*TASK DESCRIPTION*
Wherever the word "funkcje" shows up in a line, please copy that line.

────────────────────────────────────────

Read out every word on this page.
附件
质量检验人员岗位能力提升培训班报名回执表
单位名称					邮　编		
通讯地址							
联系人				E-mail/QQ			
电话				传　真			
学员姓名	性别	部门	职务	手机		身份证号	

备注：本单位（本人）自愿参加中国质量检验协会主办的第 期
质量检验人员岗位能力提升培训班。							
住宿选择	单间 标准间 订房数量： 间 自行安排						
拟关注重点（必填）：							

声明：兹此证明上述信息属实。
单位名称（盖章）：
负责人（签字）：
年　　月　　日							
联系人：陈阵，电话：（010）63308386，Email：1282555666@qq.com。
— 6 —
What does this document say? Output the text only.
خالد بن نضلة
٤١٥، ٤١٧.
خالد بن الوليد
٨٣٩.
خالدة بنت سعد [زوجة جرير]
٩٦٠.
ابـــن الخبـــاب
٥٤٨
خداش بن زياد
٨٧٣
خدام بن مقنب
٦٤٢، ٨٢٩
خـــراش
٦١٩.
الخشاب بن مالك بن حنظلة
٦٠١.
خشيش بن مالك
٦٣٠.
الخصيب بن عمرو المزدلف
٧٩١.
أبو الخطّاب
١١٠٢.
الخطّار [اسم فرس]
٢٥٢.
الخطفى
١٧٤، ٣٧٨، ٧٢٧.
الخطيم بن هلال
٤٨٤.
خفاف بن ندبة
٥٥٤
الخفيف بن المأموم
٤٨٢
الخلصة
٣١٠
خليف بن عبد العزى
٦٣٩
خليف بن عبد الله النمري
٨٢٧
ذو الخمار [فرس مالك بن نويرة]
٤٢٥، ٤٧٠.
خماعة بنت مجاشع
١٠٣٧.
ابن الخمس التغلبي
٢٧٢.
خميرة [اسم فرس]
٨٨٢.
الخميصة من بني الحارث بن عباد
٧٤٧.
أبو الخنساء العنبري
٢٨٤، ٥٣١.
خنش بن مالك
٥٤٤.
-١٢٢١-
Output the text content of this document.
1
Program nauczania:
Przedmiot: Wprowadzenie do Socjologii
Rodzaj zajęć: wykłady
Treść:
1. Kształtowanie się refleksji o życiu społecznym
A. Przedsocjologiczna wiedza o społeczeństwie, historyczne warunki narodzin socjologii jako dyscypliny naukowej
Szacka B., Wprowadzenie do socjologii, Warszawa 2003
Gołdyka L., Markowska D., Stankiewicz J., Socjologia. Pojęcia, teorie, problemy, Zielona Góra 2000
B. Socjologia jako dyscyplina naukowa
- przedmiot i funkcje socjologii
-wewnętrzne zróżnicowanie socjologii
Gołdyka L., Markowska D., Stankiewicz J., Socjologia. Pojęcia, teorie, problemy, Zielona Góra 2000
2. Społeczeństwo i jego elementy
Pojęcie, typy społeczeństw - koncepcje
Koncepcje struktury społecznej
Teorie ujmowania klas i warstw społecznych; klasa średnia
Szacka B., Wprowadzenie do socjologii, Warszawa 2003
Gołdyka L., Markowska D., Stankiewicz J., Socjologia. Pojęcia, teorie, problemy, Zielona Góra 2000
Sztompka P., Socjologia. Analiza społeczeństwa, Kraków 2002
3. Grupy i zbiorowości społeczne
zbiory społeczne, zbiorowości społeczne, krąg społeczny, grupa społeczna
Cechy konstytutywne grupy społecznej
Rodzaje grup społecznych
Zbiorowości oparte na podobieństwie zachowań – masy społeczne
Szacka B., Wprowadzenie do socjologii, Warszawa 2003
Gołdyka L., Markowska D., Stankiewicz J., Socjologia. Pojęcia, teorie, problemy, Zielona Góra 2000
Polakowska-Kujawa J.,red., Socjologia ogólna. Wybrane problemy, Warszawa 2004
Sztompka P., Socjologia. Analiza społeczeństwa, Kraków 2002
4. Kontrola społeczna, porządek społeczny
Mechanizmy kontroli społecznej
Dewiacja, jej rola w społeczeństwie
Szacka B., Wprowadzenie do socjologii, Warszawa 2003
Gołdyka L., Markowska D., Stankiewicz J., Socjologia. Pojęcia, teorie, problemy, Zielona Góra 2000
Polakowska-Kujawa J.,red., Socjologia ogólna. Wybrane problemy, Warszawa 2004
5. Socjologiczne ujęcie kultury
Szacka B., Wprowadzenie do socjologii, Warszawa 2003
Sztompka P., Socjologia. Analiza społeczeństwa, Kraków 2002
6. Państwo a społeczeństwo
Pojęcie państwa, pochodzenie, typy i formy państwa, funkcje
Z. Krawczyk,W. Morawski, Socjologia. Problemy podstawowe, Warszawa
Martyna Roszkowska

────────────────────────────────────────

*THE COMPLETED TASK*
- przedmiot i funkcje socjologii
Pojęcie państwa, pochodzenie, typy i formy państwa, funkcje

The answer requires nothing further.